• Task statement: Every record that follows should be printed verbatim.

Records from a dataset
= = =

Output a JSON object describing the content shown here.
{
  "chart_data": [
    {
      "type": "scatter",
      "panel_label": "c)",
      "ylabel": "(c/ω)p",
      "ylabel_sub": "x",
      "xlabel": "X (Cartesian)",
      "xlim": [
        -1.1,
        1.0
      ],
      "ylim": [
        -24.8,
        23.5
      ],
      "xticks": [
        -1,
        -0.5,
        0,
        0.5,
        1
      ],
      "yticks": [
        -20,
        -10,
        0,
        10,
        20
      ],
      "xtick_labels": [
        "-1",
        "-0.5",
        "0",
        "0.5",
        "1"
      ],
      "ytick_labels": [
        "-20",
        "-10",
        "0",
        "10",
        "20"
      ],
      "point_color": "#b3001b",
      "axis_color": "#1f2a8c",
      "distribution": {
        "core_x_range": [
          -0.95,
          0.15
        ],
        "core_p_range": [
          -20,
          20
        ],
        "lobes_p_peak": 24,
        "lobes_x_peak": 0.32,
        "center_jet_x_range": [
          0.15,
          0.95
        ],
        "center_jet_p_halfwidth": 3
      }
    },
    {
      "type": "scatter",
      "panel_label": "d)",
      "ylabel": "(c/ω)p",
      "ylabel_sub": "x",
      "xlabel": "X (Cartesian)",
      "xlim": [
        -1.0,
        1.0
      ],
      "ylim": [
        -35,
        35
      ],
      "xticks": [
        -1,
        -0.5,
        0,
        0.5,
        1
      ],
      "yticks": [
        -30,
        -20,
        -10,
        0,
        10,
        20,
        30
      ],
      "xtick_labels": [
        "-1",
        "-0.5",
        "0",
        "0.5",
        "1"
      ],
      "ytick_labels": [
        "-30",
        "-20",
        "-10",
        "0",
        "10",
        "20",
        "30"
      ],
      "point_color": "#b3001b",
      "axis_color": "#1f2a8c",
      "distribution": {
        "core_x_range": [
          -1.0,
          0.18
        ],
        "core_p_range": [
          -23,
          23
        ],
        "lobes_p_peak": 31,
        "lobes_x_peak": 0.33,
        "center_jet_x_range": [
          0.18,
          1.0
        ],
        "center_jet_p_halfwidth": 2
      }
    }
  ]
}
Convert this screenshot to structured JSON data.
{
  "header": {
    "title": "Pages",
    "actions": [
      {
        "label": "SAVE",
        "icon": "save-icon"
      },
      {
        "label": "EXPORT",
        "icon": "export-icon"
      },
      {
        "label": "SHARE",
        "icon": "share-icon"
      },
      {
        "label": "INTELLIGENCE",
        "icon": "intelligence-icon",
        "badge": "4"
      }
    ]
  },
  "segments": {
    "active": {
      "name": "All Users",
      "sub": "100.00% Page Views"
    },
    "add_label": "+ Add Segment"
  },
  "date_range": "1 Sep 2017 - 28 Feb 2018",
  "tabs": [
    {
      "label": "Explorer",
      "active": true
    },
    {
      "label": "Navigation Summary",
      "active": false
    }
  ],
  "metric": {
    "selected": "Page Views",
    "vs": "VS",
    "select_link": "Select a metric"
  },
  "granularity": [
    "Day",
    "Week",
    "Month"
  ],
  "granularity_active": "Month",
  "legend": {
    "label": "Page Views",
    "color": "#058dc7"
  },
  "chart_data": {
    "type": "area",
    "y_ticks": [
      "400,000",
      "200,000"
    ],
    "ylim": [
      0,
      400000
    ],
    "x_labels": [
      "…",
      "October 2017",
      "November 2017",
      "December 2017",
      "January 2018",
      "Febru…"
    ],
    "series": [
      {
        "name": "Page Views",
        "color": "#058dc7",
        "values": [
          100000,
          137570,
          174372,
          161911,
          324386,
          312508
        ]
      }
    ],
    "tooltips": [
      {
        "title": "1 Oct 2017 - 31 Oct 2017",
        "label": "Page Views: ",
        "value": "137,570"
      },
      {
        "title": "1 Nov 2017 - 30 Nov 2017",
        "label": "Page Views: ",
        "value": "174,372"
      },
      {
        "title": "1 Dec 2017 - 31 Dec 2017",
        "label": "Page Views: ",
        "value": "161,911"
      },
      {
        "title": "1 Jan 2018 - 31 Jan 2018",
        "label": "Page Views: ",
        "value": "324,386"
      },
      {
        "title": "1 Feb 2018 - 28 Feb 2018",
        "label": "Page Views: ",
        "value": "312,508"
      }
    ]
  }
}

= = =

• Response below:
Output a JSON object describing the content shown here.
{
  "chart_data": [
    {
      "type": "scatter",
      "panel_label": "c)",
      "ylabel": "(c/ω)p",
      "ylabel_sub": "x",
      "xlabel": "X (Cartesian)",
      "xlim": [
        -1.1,
        1.0
      ],
      "ylim": [
        -24.8,
        23.5
      ],
      "xticks": [
        -1,
        -0.5,
        0,
        0.5,
        1
      ],
      "yticks": [
        -20,
        -10,
        0,
        10,
        20
      ],
      "xtick_labels": [
        "-1",
        "-0.5",
        "0",
        "0.5",
        "1"
      ],
      "ytick_labels": [
        "-20",
        "-10",
        "0",
        "10",
        "20"
      ],
      "point_color": "#b3001b",
      "axis_color": "#1f2a8c",
      "distribution": {
        "core_x_range": [
          -0.95,
          0.15
        ],
        "core_p_range": [
          -20,
          20
        ],
        "lobes_p_peak": 24,
        "lobes_x_peak": 0.32,
        "center_jet_x_range": [
          0.15,
          0.95
        ],
        "center_jet_p_halfwidth": 3
      }
    },
    {
      "type": "scatter",
      "panel_label": "d)",
      "ylabel": "(c/ω)p",
      "ylabel_sub": "x",
      "xlabel": "X (Cartesian)",
      "xlim": [
        -1.0,
        1.0
      ],
      "ylim": [
        -35,
        35
      ],
      "xticks": [
        -1,
        -0.5,
        0,
        0.5,
        1
      ],
      "yticks": [
        -30,
        -20,
        -10,
        0,
        10,
        20,
        30
      ],
      "xtick_labels": [
        "-1",
        "-0.5",
        "0",
        "0.5",
        "1"
      ],
      "ytick_labels": [
        "-30",
        "-20",
        "-10",
        "0",
        "10",
        "20",
        "30"
      ],
      "point_color": "#b3001b",
      "axis_color": "#1f2a8c",
      "distribution": {
        "core_x_range": [
          -1.0,
          0.18
        ],
        "core_p_range": [
          -23,
          23
        ],
        "lobes_p_peak": 31,
        "lobes_x_peak": 0.33,
        "center_jet_x_range": [
          0.18,
          1.0
        ],
        "center_jet_p_halfwidth": 2
      }
    }
  ]
}
Convert this screenshot to structured JSON data.
{
  "header": {
    "title": "Pages",
    "actions": [
      {
        "label": "SAVE",
        "icon": "save-icon"
      },
      {
        "label": "EXPORT",
        "icon": "export-icon"
      },
      {
        "label": "SHARE",
        "icon": "share-icon"
      },
      {
        "label": "INTELLIGENCE",
        "icon": "intelligence-icon",
        "badge": "4"
      }
    ]
  },
  "segments": {
    "active": {
      "name": "All Users",
      "sub": "100.00% Page Views"
    },
    "add_label": "+ Add Segment"
  },
  "date_range": "1 Sep 2017 - 28 Feb 2018",
  "tabs": [
    {
      "label": "Explorer",
      "active": true
    },
    {
      "label": "Navigation Summary",
      "active": false
    }
  ],
  "metric": {
    "selected": "Page Views",
    "vs": "VS",
    "select_link": "Select a metric"
  },
  "granularity": [
    "Day",
    "Week",
    "Month"
  ],
  "granularity_active": "Month",
  "legend": {
    "label": "Page Views",
    "color": "#058dc7"
  },
  "chart_data": {
    "type": "area",
    "y_ticks": [
      "400,000",
      "200,000"
    ],
    "ylim": [
      0,
      400000
    ],
    "x_labels": [
      "…",
      "October 2017",
      "November 2017",
      "December 2017",
      "January 2018",
      "Febru…"
    ],
    "series": [
      {
        "name": "Page Views",
        "color": "#058dc7",
        "values": [
          100000,
          137570,
          174372,
          161911,
          324386,
          312508
        ]
      }
    ],
    "tooltips": [
      {
        "title": "1 Oct 2017 - 31 Oct 2017",
        "label": "Page Views: ",
        "value": "137,570"
      },
      {
        "title": "1 Nov 2017 - 30 Nov 2017",
        "label": "Page Views: ",
        "value": "174,372"
      },
      {
        "title": "1 Dec 2017 - 31 Dec 2017",
        "label": "Page Views: ",
        "value": "161,911"
      },
      {
        "title": "1 Jan 2018 - 31 Jan 2018",
        "label": "Page Views: ",
        "value": "324,386"
      },
      {
        "title": "1 Feb 2018 - 28 Feb 2018",
        "label": "Page Views: ",
        "value": "312,508"
      }
    ]
  }
}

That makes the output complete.